■ DESCRIPTION OF THE TASK
From the records below, copy every line that contains the word "image".

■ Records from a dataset
==============================
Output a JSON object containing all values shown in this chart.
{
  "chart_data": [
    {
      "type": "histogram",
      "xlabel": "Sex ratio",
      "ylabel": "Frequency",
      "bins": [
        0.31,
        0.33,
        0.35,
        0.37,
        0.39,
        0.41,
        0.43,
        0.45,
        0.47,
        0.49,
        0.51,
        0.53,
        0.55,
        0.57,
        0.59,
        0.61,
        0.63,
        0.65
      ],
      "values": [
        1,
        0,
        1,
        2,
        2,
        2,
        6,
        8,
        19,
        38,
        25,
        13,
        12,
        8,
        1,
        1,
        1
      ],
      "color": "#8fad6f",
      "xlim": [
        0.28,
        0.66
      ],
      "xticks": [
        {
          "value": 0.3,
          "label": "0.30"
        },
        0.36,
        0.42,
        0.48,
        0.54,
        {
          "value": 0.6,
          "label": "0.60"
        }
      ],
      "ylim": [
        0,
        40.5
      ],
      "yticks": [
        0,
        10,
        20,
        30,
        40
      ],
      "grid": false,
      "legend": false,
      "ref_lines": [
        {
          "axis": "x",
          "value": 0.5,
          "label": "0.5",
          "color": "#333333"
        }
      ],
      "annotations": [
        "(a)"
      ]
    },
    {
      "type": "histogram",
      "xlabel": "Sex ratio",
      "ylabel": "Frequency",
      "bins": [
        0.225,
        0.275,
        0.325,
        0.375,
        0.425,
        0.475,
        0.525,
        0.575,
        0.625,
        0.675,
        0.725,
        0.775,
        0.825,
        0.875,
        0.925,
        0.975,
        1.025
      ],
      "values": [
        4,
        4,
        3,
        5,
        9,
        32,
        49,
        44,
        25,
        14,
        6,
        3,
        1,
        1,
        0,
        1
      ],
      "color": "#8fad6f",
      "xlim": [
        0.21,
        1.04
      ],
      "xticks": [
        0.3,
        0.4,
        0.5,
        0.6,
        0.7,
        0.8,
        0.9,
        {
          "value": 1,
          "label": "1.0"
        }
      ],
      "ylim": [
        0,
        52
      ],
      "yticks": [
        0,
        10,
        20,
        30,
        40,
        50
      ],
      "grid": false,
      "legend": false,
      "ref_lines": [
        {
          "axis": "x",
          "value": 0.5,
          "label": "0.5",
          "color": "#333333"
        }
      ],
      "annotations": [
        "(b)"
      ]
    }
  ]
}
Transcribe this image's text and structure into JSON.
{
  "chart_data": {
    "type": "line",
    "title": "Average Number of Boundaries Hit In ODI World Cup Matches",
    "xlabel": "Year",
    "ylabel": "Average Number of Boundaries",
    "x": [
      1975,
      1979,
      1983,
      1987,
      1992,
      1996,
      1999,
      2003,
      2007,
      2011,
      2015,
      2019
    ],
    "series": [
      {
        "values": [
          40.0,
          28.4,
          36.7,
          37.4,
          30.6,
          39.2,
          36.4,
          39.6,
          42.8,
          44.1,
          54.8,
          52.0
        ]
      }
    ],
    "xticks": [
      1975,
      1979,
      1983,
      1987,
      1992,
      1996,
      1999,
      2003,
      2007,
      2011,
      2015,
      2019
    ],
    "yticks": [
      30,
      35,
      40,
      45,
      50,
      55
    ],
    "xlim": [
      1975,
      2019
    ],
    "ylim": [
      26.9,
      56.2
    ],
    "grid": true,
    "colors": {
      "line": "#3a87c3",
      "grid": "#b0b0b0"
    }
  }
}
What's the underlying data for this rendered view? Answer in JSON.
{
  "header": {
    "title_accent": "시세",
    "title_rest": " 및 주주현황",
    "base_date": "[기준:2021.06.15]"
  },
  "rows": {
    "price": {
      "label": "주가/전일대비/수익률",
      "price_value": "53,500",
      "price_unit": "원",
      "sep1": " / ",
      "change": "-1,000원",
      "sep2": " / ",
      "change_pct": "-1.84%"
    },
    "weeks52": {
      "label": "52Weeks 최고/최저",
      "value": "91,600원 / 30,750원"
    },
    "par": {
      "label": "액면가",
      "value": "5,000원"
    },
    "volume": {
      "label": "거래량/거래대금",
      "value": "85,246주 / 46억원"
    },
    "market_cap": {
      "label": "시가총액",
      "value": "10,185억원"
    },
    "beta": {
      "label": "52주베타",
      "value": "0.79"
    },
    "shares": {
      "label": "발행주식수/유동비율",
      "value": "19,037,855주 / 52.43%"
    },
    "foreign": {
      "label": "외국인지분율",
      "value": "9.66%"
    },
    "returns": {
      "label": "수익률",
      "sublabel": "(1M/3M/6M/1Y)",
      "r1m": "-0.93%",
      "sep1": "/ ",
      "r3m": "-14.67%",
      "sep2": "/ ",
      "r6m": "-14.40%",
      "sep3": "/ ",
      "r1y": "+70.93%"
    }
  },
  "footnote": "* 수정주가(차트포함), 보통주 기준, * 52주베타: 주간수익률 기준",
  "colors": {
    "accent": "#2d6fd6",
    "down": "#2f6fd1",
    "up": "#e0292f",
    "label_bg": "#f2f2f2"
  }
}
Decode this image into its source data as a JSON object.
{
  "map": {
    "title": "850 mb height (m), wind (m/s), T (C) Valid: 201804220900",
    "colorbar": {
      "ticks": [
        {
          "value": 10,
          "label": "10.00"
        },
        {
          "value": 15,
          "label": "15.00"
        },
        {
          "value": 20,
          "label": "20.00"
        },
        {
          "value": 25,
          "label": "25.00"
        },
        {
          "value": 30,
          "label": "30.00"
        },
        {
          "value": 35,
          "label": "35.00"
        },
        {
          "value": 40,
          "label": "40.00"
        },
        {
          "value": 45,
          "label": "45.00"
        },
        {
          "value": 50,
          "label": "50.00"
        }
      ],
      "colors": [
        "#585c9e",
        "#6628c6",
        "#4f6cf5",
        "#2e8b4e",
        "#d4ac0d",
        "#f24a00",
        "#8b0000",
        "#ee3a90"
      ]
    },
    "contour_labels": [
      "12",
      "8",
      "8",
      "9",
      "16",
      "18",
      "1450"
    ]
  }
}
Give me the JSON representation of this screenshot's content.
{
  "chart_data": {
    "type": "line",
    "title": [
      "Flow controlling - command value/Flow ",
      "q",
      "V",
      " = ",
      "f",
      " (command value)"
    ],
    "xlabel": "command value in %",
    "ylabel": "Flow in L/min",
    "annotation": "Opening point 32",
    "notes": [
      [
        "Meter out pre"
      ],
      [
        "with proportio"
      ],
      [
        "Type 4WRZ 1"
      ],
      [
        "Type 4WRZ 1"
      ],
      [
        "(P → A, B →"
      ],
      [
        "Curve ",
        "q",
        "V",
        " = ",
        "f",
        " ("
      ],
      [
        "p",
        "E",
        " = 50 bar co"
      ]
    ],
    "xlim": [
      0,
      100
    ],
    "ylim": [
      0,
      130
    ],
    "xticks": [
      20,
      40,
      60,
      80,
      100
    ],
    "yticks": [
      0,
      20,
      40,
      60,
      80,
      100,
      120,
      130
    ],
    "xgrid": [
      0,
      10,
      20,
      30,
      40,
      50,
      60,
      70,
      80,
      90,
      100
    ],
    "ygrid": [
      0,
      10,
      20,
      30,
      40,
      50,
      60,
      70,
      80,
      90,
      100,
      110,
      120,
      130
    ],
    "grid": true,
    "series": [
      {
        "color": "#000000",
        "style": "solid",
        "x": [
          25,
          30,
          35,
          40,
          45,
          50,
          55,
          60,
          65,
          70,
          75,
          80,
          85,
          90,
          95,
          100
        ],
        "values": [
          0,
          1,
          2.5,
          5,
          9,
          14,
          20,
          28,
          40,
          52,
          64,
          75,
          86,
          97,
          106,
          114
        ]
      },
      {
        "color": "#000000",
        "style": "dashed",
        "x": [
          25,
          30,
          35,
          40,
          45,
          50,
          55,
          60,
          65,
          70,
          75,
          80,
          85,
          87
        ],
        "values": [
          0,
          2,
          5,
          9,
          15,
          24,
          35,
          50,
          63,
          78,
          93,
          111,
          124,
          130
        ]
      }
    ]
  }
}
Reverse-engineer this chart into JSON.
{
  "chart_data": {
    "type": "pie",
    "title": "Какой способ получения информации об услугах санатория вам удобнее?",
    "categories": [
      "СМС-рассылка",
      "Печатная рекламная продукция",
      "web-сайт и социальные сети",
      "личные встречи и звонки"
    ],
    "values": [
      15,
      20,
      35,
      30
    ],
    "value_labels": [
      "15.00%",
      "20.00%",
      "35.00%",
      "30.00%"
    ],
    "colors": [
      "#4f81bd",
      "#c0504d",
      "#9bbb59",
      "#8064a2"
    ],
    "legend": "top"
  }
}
==============================
■ EXERCISE ANSWER
Transcribe this image's text and structure into JSON.
Decode this image into its source data as a JSON object.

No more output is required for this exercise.